● **Written task**: Check every line of the entries below for the word "cuenta", and copy the ones that have it.

● **Source records**:
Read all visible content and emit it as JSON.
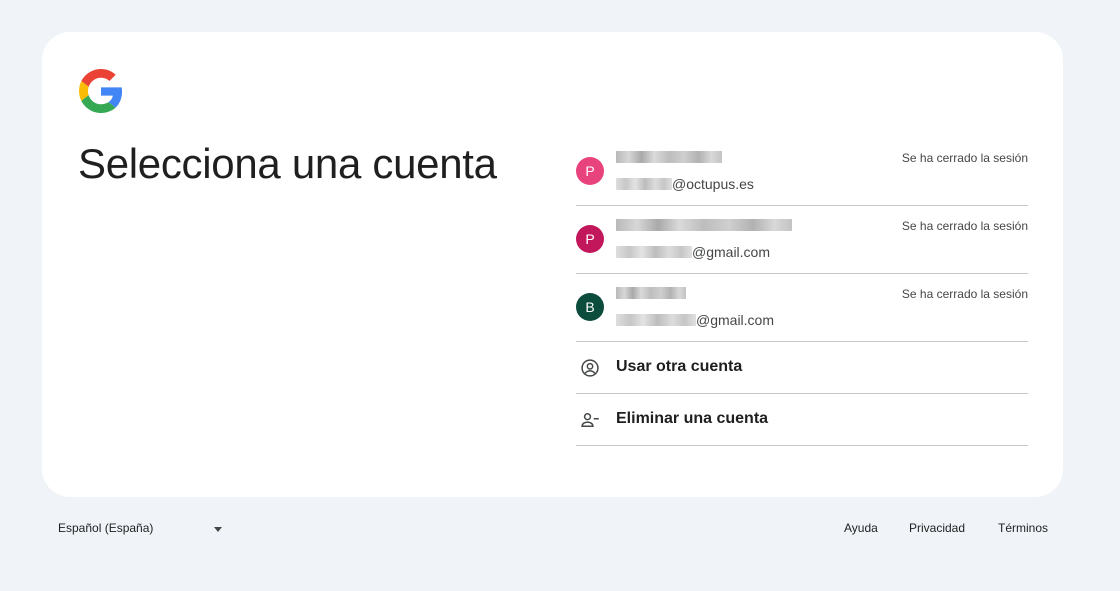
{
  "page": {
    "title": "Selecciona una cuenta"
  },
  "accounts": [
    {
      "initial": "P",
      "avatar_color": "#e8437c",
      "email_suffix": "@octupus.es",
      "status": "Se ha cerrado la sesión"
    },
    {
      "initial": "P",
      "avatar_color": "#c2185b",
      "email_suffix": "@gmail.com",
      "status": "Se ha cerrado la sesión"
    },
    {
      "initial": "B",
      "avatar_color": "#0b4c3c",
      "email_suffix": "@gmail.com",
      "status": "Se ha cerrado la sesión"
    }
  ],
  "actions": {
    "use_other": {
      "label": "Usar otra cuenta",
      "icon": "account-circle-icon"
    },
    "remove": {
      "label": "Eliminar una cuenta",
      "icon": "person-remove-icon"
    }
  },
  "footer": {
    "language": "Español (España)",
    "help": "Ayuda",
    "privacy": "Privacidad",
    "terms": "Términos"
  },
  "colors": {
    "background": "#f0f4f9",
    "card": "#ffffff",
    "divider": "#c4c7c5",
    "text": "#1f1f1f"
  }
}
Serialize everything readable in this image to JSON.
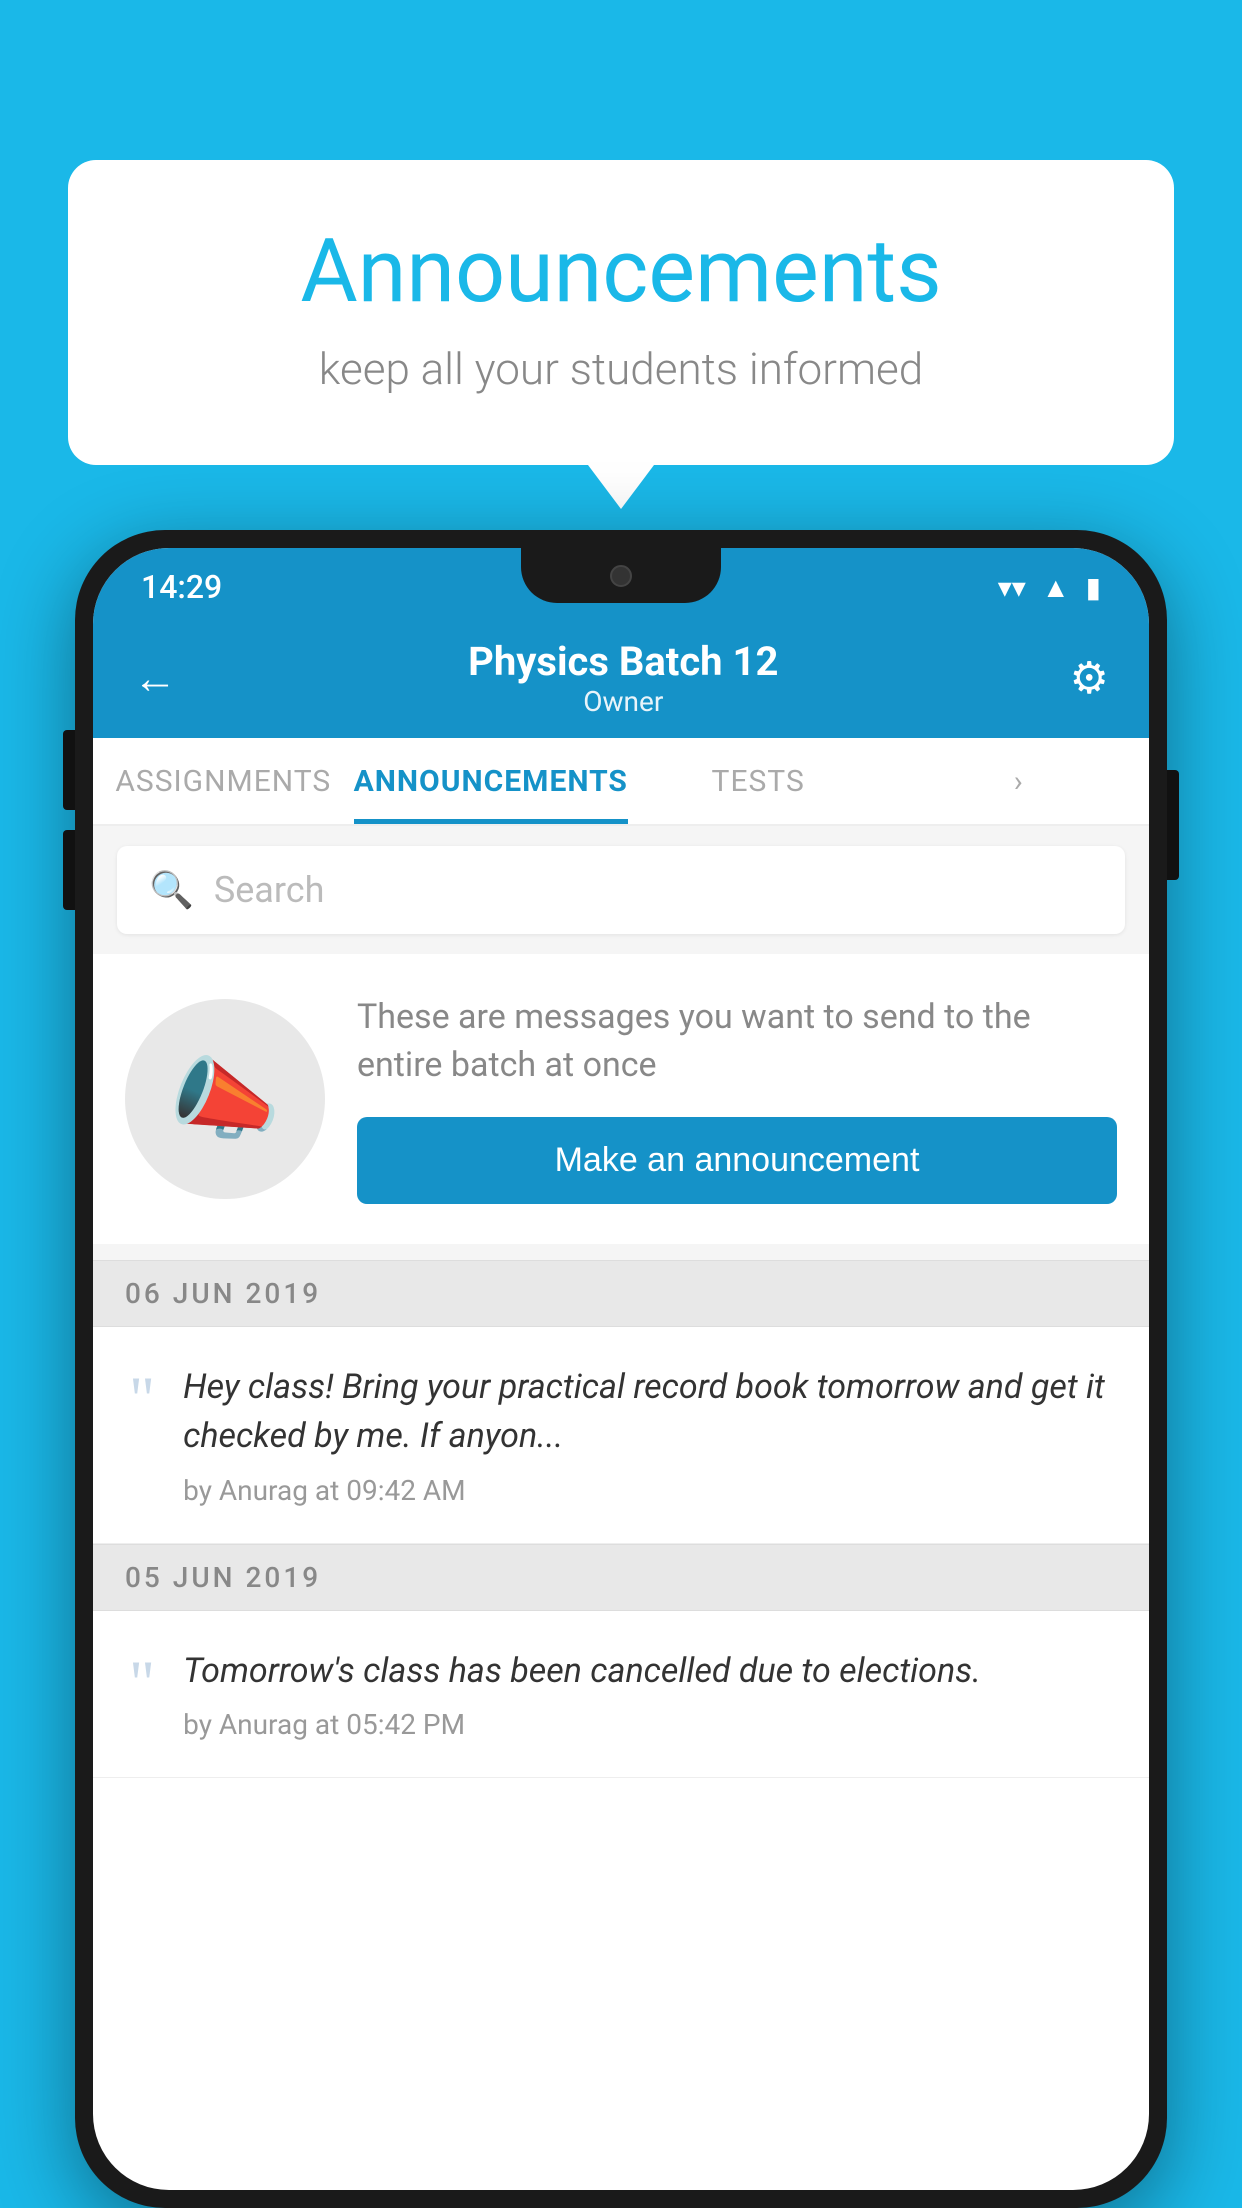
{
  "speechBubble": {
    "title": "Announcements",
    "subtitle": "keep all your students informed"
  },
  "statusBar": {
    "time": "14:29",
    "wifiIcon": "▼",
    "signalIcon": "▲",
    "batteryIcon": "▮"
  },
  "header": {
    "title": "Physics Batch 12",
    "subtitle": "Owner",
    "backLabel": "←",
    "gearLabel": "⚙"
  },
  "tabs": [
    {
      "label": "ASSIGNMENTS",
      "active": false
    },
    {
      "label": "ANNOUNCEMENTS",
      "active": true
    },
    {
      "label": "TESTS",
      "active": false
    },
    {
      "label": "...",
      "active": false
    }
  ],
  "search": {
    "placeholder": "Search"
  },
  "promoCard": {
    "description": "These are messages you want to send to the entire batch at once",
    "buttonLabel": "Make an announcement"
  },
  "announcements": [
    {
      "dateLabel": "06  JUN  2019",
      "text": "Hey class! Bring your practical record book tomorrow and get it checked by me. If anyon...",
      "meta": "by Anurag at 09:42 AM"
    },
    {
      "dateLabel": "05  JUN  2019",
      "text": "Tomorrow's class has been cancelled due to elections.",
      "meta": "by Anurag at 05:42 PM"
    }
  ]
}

● **Written response**:
    "title": "Selecciona una cuenta"
      "label": "Usar otra cuenta",
      "label": "Eliminar una cuenta",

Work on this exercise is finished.